The exercise = Count, in the entries, the lines with "problems". Answer with the number only.

Data in this exercise =
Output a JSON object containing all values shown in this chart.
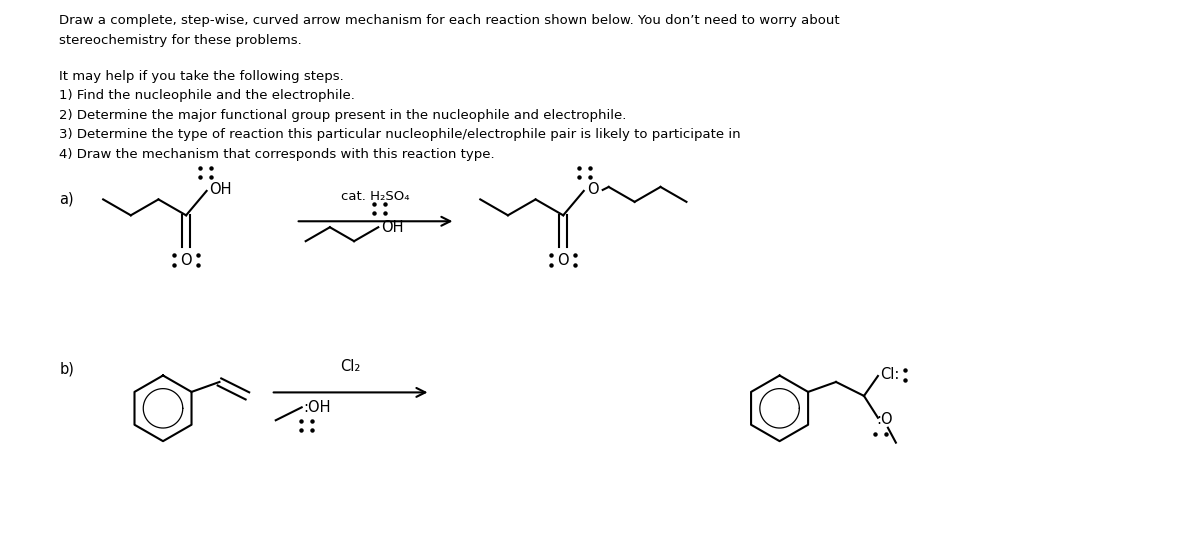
{
  "background": "#ffffff",
  "text_color": "#000000",
  "title_lines": [
    "Draw a complete, step-wise, curved arrow mechanism for each reaction shown below. You don’t need to worry about",
    "stereochemistry for these problems."
  ],
  "instructions": [
    "It may help if you take the following steps.",
    "1) Find the nucleophile and the electrophile.",
    "2) Determine the major functional group present in the nucleophile and electrophile.",
    "3) Determine the type of reaction this particular nucleophile/electrophile pair is likely to participate in",
    "4) Draw the mechanism that corresponds with this reaction type."
  ],
  "label_a": "a)",
  "label_b": "b)",
  "cat_h2so4": "cat. H₂SO₄",
  "cl2": "Cl₂"
}
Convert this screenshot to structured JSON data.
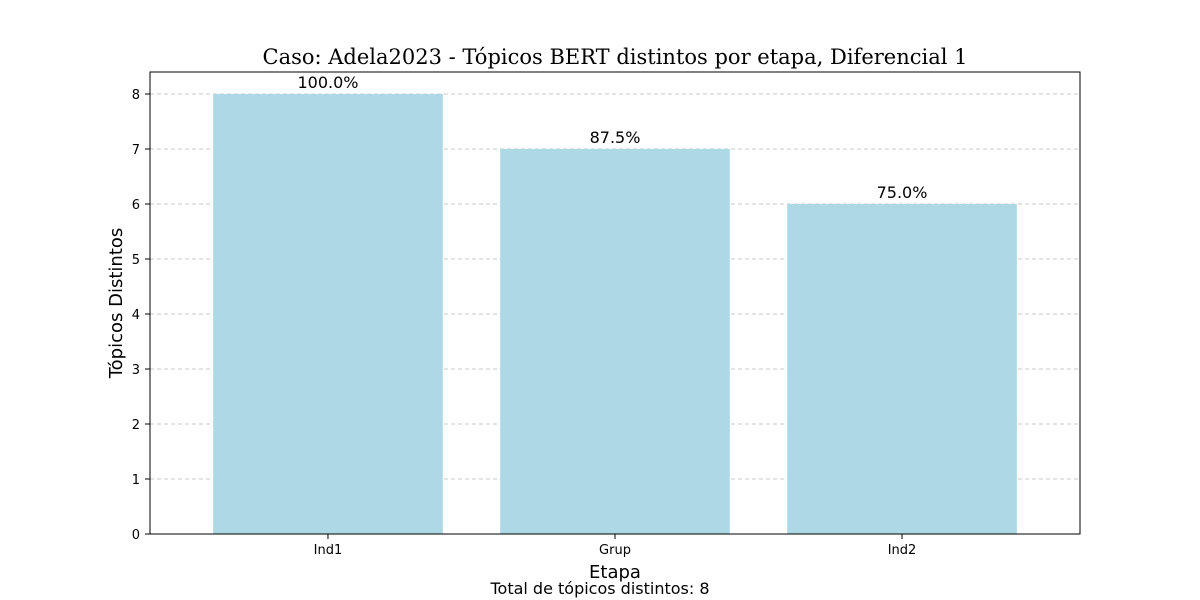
{
  "chart_data": {
    "type": "bar",
    "title": "Caso: Adela2023 - Tópicos BERT distintos por etapa, Diferencial 1",
    "xlabel": "Etapa",
    "ylabel": "Tópicos Distintos",
    "categories": [
      "Ind1",
      "Grup",
      "Ind2"
    ],
    "values": [
      8,
      7,
      6
    ],
    "data_labels": [
      "100.0%",
      "87.5%",
      "75.0%"
    ],
    "y_ticks": [
      "0",
      "1",
      "2",
      "3",
      "4",
      "5",
      "6",
      "7",
      "8"
    ],
    "ylim": [
      0,
      8.4
    ],
    "grid": "y-axis dashed",
    "bar_color": "#add8e6",
    "footer": "Total de tópicos distintos: 8"
  }
}
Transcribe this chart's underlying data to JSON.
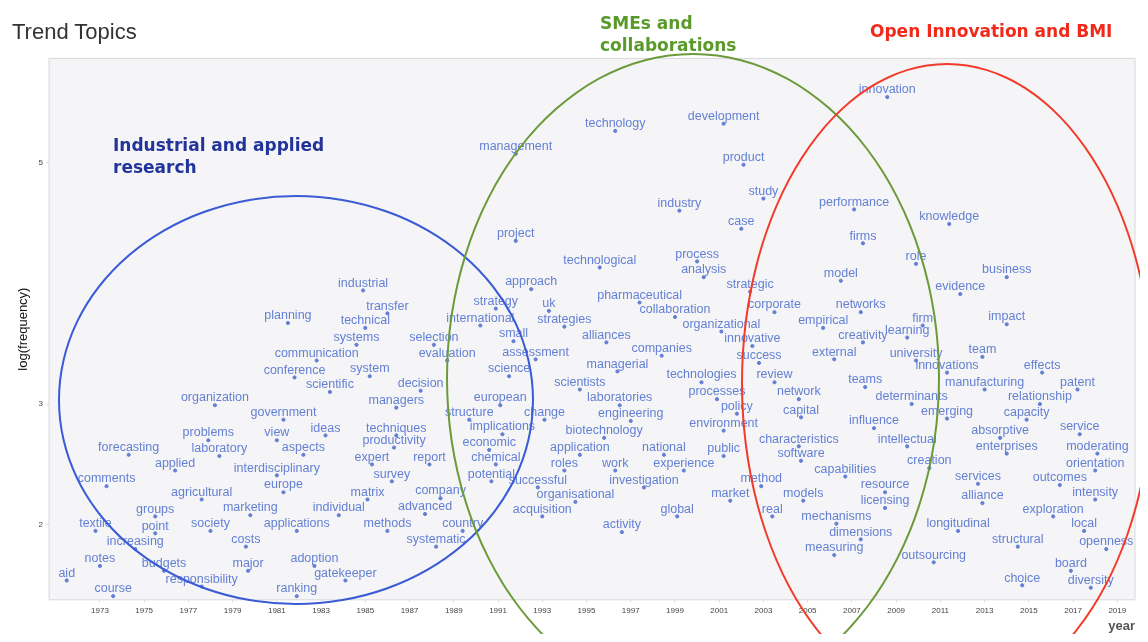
{
  "chart_data": {
    "type": "scatter",
    "title": "Trend Topics",
    "xlabel": "year",
    "ylabel": "log(frequency)",
    "xlim": [
      1970.7,
      2019.8
    ],
    "xticks": [
      1973,
      1975,
      1977,
      1979,
      1981,
      1983,
      1985,
      1987,
      1989,
      1991,
      1993,
      1995,
      1997,
      1999,
      2001,
      2003,
      2005,
      2007,
      2009,
      2011,
      2013,
      2015,
      2017,
      2019
    ],
    "ylim": [
      1.38,
      5.86
    ],
    "yticks": [
      2,
      3,
      5
    ],
    "grid": false,
    "legend": false,
    "marker": "circle",
    "annotations": [
      "Industrial and applied research",
      "SMEs and collaborations",
      "Open Innovation and BMI"
    ],
    "series": [
      {
        "color": "#6480d4",
        "x": [
          2008.6,
          1996.3,
          2001.2,
          1991.8,
          2002.1,
          2003,
          1999.2,
          2007.1,
          2011.4,
          2002,
          1991.8,
          2007.5,
          2000,
          2009.9,
          1995.6,
          2000.3,
          2014,
          2006.5,
          1984.9,
          1992.5,
          2002.4,
          2011.9,
          1997.4,
          1986,
          1990.9,
          1993.3,
          2003.5,
          2007.4,
          1999,
          1981.5,
          1985,
          1990.2,
          1994,
          2005.7,
          2010.2,
          2014,
          2001.1,
          1991.7,
          1984.6,
          1988.1,
          1995.9,
          2002.5,
          2007.5,
          2009.5,
          1982.8,
          1988.7,
          1992.7,
          1998.4,
          2002.8,
          2006.2,
          2009.9,
          2012.9,
          1981.8,
          1985.2,
          1991.5,
          1996.4,
          2000.2,
          2003.5,
          2011.3,
          2015.6,
          2007.6,
          2013,
          2017.2,
          1983.4,
          1987.5,
          1994.7,
          2000.9,
          2004.6,
          2009.7,
          2015.5,
          1978.2,
          1986.4,
          1991.1,
          1996.5,
          2001.8,
          2004.7,
          1981.3,
          1989.7,
          1993.1,
          1997,
          2011.3,
          2014.9,
          2008,
          1983.2,
          1986.4,
          1991.2,
          2001.2,
          1995.8,
          2013.7,
          2017.3,
          1977.9,
          1981,
          1986.3,
          1990.6,
          2004.6,
          2009.5,
          1974.3,
          1978.4,
          1982.2,
          1994.7,
          1998.5,
          2001.2,
          2004.7,
          2014,
          2018.1,
          1985.3,
          1987.9,
          1990.9,
          1976.4,
          1994,
          1996.3,
          1999.4,
          2010.5,
          2018,
          1981,
          2006.7,
          1986.2,
          1990.7,
          1973.3,
          1981.3,
          1992.8,
          1997.6,
          2002.9,
          2008.5,
          2012.7,
          2016.4,
          1977.6,
          1985.1,
          1988.4,
          1994.5,
          2001.5,
          2004.8,
          2008.5,
          2012.9,
          2018,
          1975.5,
          1979.8,
          1983.8,
          1987.7,
          1993,
          1999.1,
          2003.4,
          2006.3,
          2016.1,
          1972.8,
          1975.5,
          1978,
          1981.9,
          1986,
          1989.4,
          1996.6,
          2011.8,
          2017.5,
          2007.4,
          1974.6,
          1979.6,
          1988.2,
          2014.5,
          2018.5,
          2006.2,
          2010.7,
          1973,
          1975.9,
          1979.7,
          1982.7,
          2016.9,
          1984.1,
          1971.5,
          1977.6,
          2014.7,
          2017.8,
          1973.6,
          1981.9
        ],
        "values": [
          5.54,
          5.26,
          5.32,
          5.07,
          4.98,
          4.7,
          4.6,
          4.61,
          4.49,
          4.45,
          4.35,
          4.33,
          4.18,
          4.16,
          4.13,
          4.05,
          4.05,
          4.02,
          3.94,
          3.95,
          3.93,
          3.91,
          3.84,
          3.75,
          3.79,
          3.77,
          3.76,
          3.76,
          3.72,
          3.67,
          3.63,
          3.65,
          3.64,
          3.63,
          3.65,
          3.66,
          3.6,
          3.52,
          3.49,
          3.49,
          3.51,
          3.48,
          3.51,
          3.55,
          3.36,
          3.36,
          3.37,
          3.4,
          3.34,
          3.37,
          3.36,
          3.39,
          3.22,
          3.23,
          3.23,
          3.27,
          3.18,
          3.18,
          3.26,
          3.26,
          3.14,
          3.12,
          3.12,
          3.1,
          3.11,
          3.12,
          3.04,
          3.04,
          3.0,
          3.0,
          2.99,
          2.97,
          2.99,
          2.99,
          2.92,
          2.89,
          2.87,
          2.87,
          2.87,
          2.86,
          2.88,
          2.87,
          2.8,
          2.74,
          2.74,
          2.75,
          2.78,
          2.72,
          2.72,
          2.75,
          2.7,
          2.7,
          2.64,
          2.62,
          2.65,
          2.65,
          2.58,
          2.57,
          2.58,
          2.58,
          2.58,
          2.57,
          2.53,
          2.59,
          2.59,
          2.5,
          2.5,
          2.5,
          2.45,
          2.45,
          2.45,
          2.45,
          2.47,
          2.45,
          2.41,
          2.4,
          2.36,
          2.36,
          2.32,
          2.27,
          2.31,
          2.31,
          2.32,
          2.27,
          2.34,
          2.33,
          2.21,
          2.21,
          2.22,
          2.19,
          2.2,
          2.2,
          2.14,
          2.18,
          2.21,
          2.07,
          2.08,
          2.08,
          2.09,
          2.07,
          2.07,
          2.07,
          2.01,
          2.07,
          1.95,
          1.93,
          1.95,
          1.95,
          1.95,
          1.95,
          1.94,
          1.95,
          1.95,
          1.88,
          1.8,
          1.82,
          1.82,
          1.82,
          1.8,
          1.75,
          1.69,
          1.66,
          1.62,
          1.62,
          1.66,
          1.62,
          1.54,
          1.54,
          1.49,
          1.5,
          1.48,
          1.41,
          1.41
        ],
        "value_labels": [
          "innovation",
          "technology",
          "development",
          "management",
          "product",
          "study",
          "industry",
          "performance",
          "knowledge",
          "case",
          "project",
          "firms",
          "process",
          "role",
          "technological",
          "analysis",
          "business",
          "model",
          "industrial",
          "approach",
          "strategic",
          "evidence",
          "pharmaceutical",
          "transfer",
          "strategy",
          "uk",
          "corporate",
          "networks",
          "collaboration",
          "planning",
          "technical",
          "international",
          "strategies",
          "empirical",
          "firm",
          "impact",
          "organizational",
          "small",
          "systems",
          "selection",
          "alliances",
          "innovative",
          "creativity",
          "learning",
          "communication",
          "evaluation",
          "assessment",
          "companies",
          "success",
          "external",
          "university",
          "team",
          "conference",
          "system",
          "science",
          "managerial",
          "technologies",
          "review",
          "innovations",
          "effects",
          "teams",
          "manufacturing",
          "patent",
          "scientific",
          "decision",
          "scientists",
          "processes",
          "network",
          "determinants",
          "relationship",
          "organization",
          "managers",
          "european",
          "laboratories",
          "policy",
          "capital",
          "government",
          "structure",
          "change",
          "engineering",
          "emerging",
          "capacity",
          "influence",
          "ideas",
          "techniques",
          "implications",
          "environment",
          "biotechnology",
          "absorptive",
          "service",
          "problems",
          "view",
          "productivity",
          "economic",
          "characteristics",
          "intellectual",
          "forecasting",
          "laboratory",
          "aspects",
          "application",
          "national",
          "public",
          "software",
          "enterprises",
          "moderating",
          "expert",
          "report",
          "chemical",
          "applied",
          "roles",
          "work",
          "experience",
          "creation",
          "orientation",
          "interdisciplinary",
          "capabilities",
          "survey",
          "potential",
          "comments",
          "europe",
          "successful",
          "investigation",
          "method",
          "resource",
          "services",
          "outcomes",
          "agricultural",
          "matrix",
          "company",
          "organisational",
          "market",
          "models",
          "licensing",
          "alliance",
          "intensity",
          "groups",
          "marketing",
          "individual",
          "advanced",
          "acquisition",
          "global",
          "real",
          "mechanisms",
          "exploration",
          "textile",
          "point",
          "society",
          "applications",
          "methods",
          "country",
          "activity",
          "longitudinal",
          "local",
          "dimensions",
          "increasing",
          "costs",
          "systematic",
          "structural",
          "openness",
          "measuring",
          "outsourcing",
          "notes",
          "budgets",
          "major",
          "adoption",
          "board",
          "gatekeeper",
          "aid",
          "responsibility",
          "choice",
          "diversity",
          "course",
          "ranking"
        ]
      }
    ]
  }
}
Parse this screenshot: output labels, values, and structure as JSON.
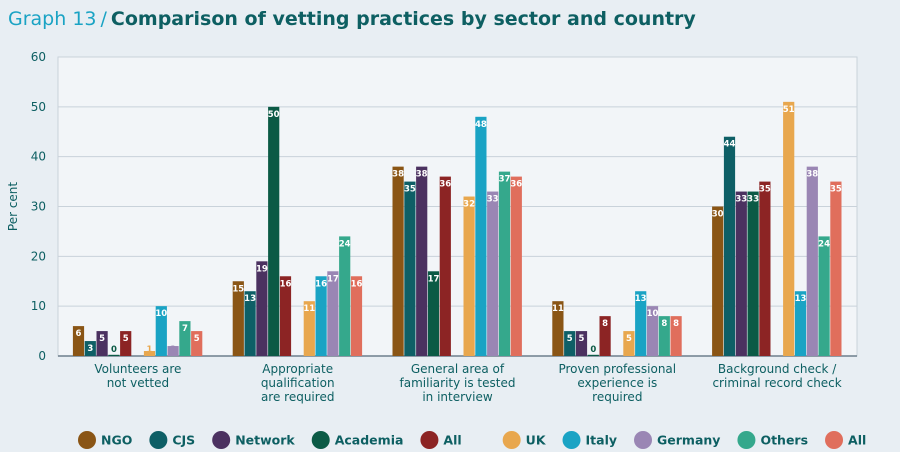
{
  "chart_data": {
    "type": "bar",
    "title_prefix": "Graph 13",
    "title_separator": "/",
    "title": "Comparison of vetting practices by sector and country",
    "ylabel": "Per cent",
    "ylim": [
      0,
      60
    ],
    "yticks": [
      0,
      10,
      20,
      30,
      40,
      50,
      60
    ],
    "grid": true,
    "legend_position": "bottom",
    "categories": [
      [
        "Volunteers are",
        "not vetted"
      ],
      [
        "Appropriate",
        "qualification",
        "are required"
      ],
      [
        "General area of",
        "familiarity is tested",
        "in interview"
      ],
      [
        "Proven professional",
        "experience is",
        "required"
      ],
      [
        "Background check /",
        "criminal record check"
      ]
    ],
    "series": [
      {
        "name": "NGO",
        "group": "sector",
        "color": "#8a5515",
        "values": [
          6,
          15,
          38,
          11,
          30
        ]
      },
      {
        "name": "CJS",
        "group": "sector",
        "color": "#0e5f66",
        "values": [
          3,
          13,
          35,
          5,
          44
        ]
      },
      {
        "name": "Network",
        "group": "sector",
        "color": "#4b3160",
        "values": [
          5,
          19,
          38,
          5,
          33
        ]
      },
      {
        "name": "Academia",
        "group": "sector",
        "color": "#0b5a45",
        "values": [
          0,
          50,
          17,
          0,
          33
        ]
      },
      {
        "name": "All",
        "group": "sector",
        "color": "#8c2424",
        "values": [
          5,
          16,
          36,
          8,
          35
        ]
      },
      {
        "name": "UK",
        "group": "country",
        "color": "#e8a74e",
        "values": [
          1,
          11,
          32,
          5,
          51
        ]
      },
      {
        "name": "Italy",
        "group": "country",
        "color": "#1aa3c4",
        "values": [
          10,
          16,
          48,
          13,
          13
        ]
      },
      {
        "name": "Germany",
        "group": "country",
        "color": "#9a86b4",
        "values": [
          2,
          17,
          33,
          10,
          38
        ]
      },
      {
        "name": "Others",
        "group": "country",
        "color": "#35a88c",
        "values": [
          7,
          24,
          37,
          8,
          24
        ]
      },
      {
        "name": "All",
        "group": "country",
        "color": "#e06e5c",
        "values": [
          5,
          16,
          36,
          8,
          35
        ]
      }
    ]
  }
}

Exercise result = 2